■ **Problem requirements**
All lines below must be repeated exactly, with the pictures omitted.

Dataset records

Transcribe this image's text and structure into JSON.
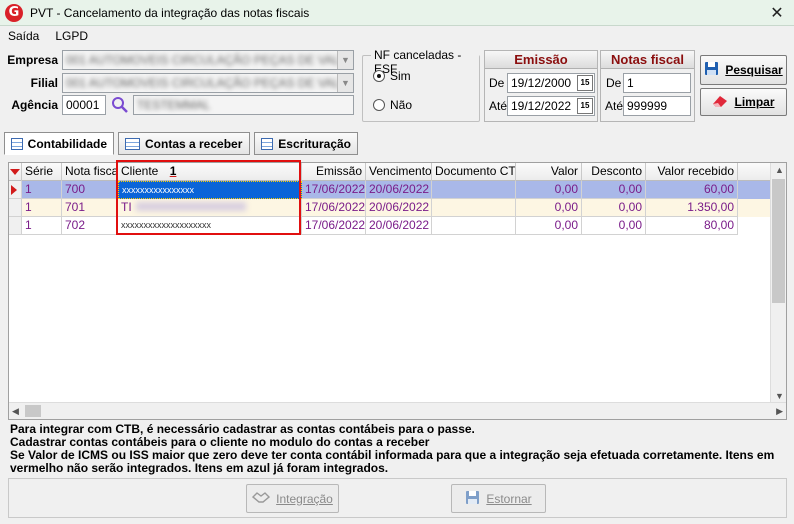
{
  "window": {
    "title": "PVT - Cancelamento da integração das notas fiscais",
    "close": "✕"
  },
  "menu": [
    "Saída",
    "LGPD"
  ],
  "filters": {
    "empresa_label": "Empresa",
    "empresa_value": "001 AUTOMOVEIS CIRCULAÇÃO PEÇAS DE VALEIS",
    "filial_label": "Filial",
    "filial_value": "001 AUTOMOVEIS CIRCULAÇÃO PEÇAS DE VALEIS",
    "agencia_label": "Agência",
    "agencia_code": "00001",
    "agencia_name": "TESTEMMAL"
  },
  "nf_group": {
    "title": "NF canceladas - ESF",
    "opt_yes": "Sim",
    "opt_no": "Não",
    "selected": "Sim"
  },
  "emissao": {
    "title": "Emissão",
    "de_label": "De",
    "de_value": "19/12/2000",
    "ate_label": "Até",
    "ate_value": "19/12/2022",
    "cal_icon": "15"
  },
  "notas": {
    "title": "Notas fiscal",
    "de_label": "De",
    "de_value": "1",
    "ate_label": "Até",
    "ate_value": "999999"
  },
  "buttons": {
    "pesquisar": "Pesquisar",
    "limpar": "Limpar",
    "integracao": "Integração",
    "estornar": "Estornar"
  },
  "tabs": [
    "Contabilidade",
    "Contas a receber",
    "Escrituração"
  ],
  "grid": {
    "columns": [
      "Série",
      "Nota fiscal",
      "Cliente",
      "Emissão",
      "Vencimento",
      "Documento CTB",
      "Valor",
      "Desconto",
      "Valor recebido"
    ],
    "cliente_sort_marker": "1",
    "rows": [
      {
        "serie": "1",
        "nota": "700",
        "cliente": "xxxxxxxxxxxxxxxx",
        "emissao": "17/06/2022",
        "vencimento": "20/06/2022",
        "documento": "",
        "valor": "0,00",
        "desconto": "0,00",
        "recebido": "60,00"
      },
      {
        "serie": "1",
        "nota": "701",
        "cliente": "TI",
        "emissao": "17/06/2022",
        "vencimento": "20/06/2022",
        "documento": "",
        "valor": "0,00",
        "desconto": "0,00",
        "recebido": "1.350,00"
      },
      {
        "serie": "1",
        "nota": "702",
        "cliente": "xxxxxxxxxxxxxxxxxxxx",
        "emissao": "17/06/2022",
        "vencimento": "20/06/2022",
        "documento": "",
        "valor": "0,00",
        "desconto": "0,00",
        "recebido": "80,00"
      }
    ]
  },
  "info": {
    "line1": "Para integrar com CTB, é necessário cadastrar as contas contábeis para o passe.",
    "line2": "Cadastrar contas contábeis para o cliente no modulo do contas a receber",
    "line3": "Se Valor de ICMS ou ISS maior que zero deve ter conta contábil informada para que a integração seja efetuada corretamente. Itens em vermelho não serão integrados. Itens em azul já foram integrados."
  },
  "colors": {
    "accent_red": "#d21b1b",
    "panel_title": "#8b0e0e",
    "row_text": "#7a1c89",
    "selected_row": "#a9b8e8",
    "row_alt": "#fdf6e3"
  }
}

■ **Exercise output**
Transcribe this image's text and structure into JSON.
{
  "window": {
    "title": "PVT - Cancelamento da integração das notas fiscais",
    "close": "✕"
  },
  "menu": [
    "Saída",
    "LGPD"
  ],
  "filters": {
    "empresa_label": "Empresa",
    "empresa_value": "001 AUTOMOVEIS CIRCULAÇÃO PEÇAS DE VALEIS",
    "filial_label": "Filial",
    "filial_value": "001 AUTOMOVEIS CIRCULAÇÃO PEÇAS DE VALEIS",
    "agencia_label": "Agência",
    "agencia_code": "00001",
    "agencia_name": "TESTEMMAL"
  },
  "nf_group": {
    "title": "NF canceladas - ESF",
    "opt_yes": "Sim",
    "opt_no": "Não",
    "selected": "Sim"
  },
  "emissao": {
    "title": "Emissão",
    "de_label": "De",
    "de_value": "19/12/2000",
    "ate_label": "Até",
    "ate_value": "19/12/2022",
    "cal_icon": "15"
  },
  "notas": {
    "title": "Notas fiscal",
    "de_label": "De",
    "de_value": "1",
    "ate_label": "Até",
    "ate_value": "999999"
  },
  "buttons": {
    "pesquisar": "Pesquisar",
    "limpar": "Limpar",
    "integracao": "Integração",
    "estornar": "Estornar"
  },
  "tabs": [
    "Contabilidade",
    "Contas a receber",
    "Escrituração"
  ],
  "grid": {
    "columns": [
      "Série",
      "Nota fiscal",
      "Cliente",
      "Emissão",
      "Vencimento",
      "Documento CTB",
      "Valor",
      "Desconto",
      "Valor recebido"
    ],
    "cliente_sort_marker": "1",
    "rows": [
      {
        "serie": "1",
        "nota": "700",
        "cliente": "xxxxxxxxxxxxxxxx",
        "emissao": "17/06/2022",
        "vencimento": "20/06/2022",
        "documento": "",
        "valor": "0,00",
        "desconto": "0,00",
        "recebido": "60,00"
      },
      {
        "serie": "1",
        "nota": "701",
        "cliente": "TI",
        "emissao": "17/06/2022",
        "vencimento": "20/06/2022",
        "documento": "",
        "valor": "0,00",
        "desconto": "0,00",
        "recebido": "1.350,00"
      },
      {
        "serie": "1",
        "nota": "702",
        "cliente": "xxxxxxxxxxxxxxxxxxxx",
        "emissao": "17/06/2022",
        "vencimento": "20/06/2022",
        "documento": "",
        "valor": "0,00",
        "desconto": "0,00",
        "recebido": "80,00"
      }
    ]
  },
  "info": {
    "line1": "Para integrar com CTB, é necessário cadastrar as contas contábeis para o passe.",
    "line2": "Cadastrar contas contábeis para o cliente no modulo do contas a receber",
    "line3": "Se Valor de ICMS ou ISS maior que zero deve ter conta contábil informada para que a integração seja efetuada corretamente. Itens em vermelho não serão integrados. Itens em azul já foram integrados."
  },
  "colors": {
    "accent_red": "#d21b1b",
    "panel_title": "#8b0e0e",
    "row_text": "#7a1c89",
    "selected_row": "#a9b8e8",
    "row_alt": "#fdf6e3"
  }
}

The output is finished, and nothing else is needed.